======== Task data ========

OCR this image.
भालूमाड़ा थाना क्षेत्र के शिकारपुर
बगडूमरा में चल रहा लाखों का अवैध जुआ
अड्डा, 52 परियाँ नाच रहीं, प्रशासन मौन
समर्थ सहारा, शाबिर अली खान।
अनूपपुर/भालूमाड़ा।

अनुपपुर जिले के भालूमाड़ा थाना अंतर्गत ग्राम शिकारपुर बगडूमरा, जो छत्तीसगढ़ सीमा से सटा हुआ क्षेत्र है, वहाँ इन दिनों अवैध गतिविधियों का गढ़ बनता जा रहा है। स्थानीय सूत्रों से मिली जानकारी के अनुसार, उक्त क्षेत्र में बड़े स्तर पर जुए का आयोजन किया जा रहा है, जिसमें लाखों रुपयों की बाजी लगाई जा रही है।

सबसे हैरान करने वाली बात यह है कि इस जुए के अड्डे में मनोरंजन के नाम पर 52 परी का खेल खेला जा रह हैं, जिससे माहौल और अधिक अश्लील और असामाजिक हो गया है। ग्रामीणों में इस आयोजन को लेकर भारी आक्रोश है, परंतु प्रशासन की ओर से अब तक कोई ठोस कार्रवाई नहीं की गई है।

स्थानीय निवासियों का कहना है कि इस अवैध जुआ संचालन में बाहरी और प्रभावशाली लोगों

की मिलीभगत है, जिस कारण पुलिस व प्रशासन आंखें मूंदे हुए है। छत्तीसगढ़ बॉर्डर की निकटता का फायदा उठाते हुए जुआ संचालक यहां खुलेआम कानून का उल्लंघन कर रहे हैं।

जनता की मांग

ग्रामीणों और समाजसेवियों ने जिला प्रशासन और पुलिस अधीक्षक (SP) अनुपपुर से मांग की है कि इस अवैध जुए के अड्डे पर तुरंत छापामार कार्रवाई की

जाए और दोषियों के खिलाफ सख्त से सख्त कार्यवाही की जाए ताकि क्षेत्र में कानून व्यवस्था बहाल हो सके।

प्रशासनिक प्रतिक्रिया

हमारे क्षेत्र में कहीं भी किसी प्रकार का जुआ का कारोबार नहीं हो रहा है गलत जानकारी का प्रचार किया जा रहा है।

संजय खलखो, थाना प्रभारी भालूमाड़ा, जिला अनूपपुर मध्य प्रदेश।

========

> [To be done]:
Please reproduce the entire listing, exactly as shown.

> [Final result]:
OCR this image.
भालूमाड़ा थाना क्षेत्र के शिकारपुर
बगडूमरा में चल रहा लाखों का अवैध जुआ
अड्डा, 52 परियाँ नाच रहीं, प्रशासन मौन
समर्थ सहारा, शाबिर अली खान।
अनूपपुर/भालूमाड़ा।

अनुपपुर जिले के भालूमाड़ा थाना अंतर्गत ग्राम शिकारपुर बगडूमरा, जो छत्तीसगढ़ सीमा से सटा हुआ क्षेत्र है, वहाँ इन दिनों अवैध गतिविधियों का गढ़ बनता जा रहा है। स्थानीय सूत्रों से मिली जानकारी के अनुसार, उक्त क्षेत्र में बड़े स्तर पर जुए का आयोजन किया जा रहा है, जिसमें लाखों रुपयों की बाजी लगाई जा रही है।

सबसे हैरान करने वाली बात यह है कि इस जुए के अड्डे में मनोरंजन के नाम पर 52 परी का खेल खेला जा रह हैं, जिससे माहौल और अधिक अश्लील और असामाजिक हो गया है। ग्रामीणों में इस आयोजन को लेकर भारी आक्रोश है, परंतु प्रशासन की ओर से अब तक कोई ठोस कार्रवाई नहीं की गई है।

स्थानीय निवासियों का कहना है कि इस अवैध जुआ संचालन में बाहरी और प्रभावशाली लोगों

की मिलीभगत है, जिस कारण पुलिस व प्रशासन आंखें मूंदे हुए है। छत्तीसगढ़ बॉर्डर की निकटता का फायदा उठाते हुए जुआ संचालक यहां खुलेआम कानून का उल्लंघन कर रहे हैं।

जनता की मांग

ग्रामीणों और समाजसेवियों ने जिला प्रशासन और पुलिस अधीक्षक (SP) अनुपपुर से मांग की है कि इस अवैध जुए के अड्डे पर तुरंत छापामार कार्रवाई की

जाए और दोषियों के खिलाफ सख्त से सख्त कार्यवाही की जाए ताकि क्षेत्र में कानून व्यवस्था बहाल हो सके।

प्रशासनिक प्रतिक्रिया

हमारे क्षेत्र में कहीं भी किसी प्रकार का जुआ का कारोबार नहीं हो रहा है गलत जानकारी का प्रचार किया जा रहा है।

संजय खलखो, थाना प्रभारी भालूमाड़ा, जिला अनूपपुर मध्य प्रदेश।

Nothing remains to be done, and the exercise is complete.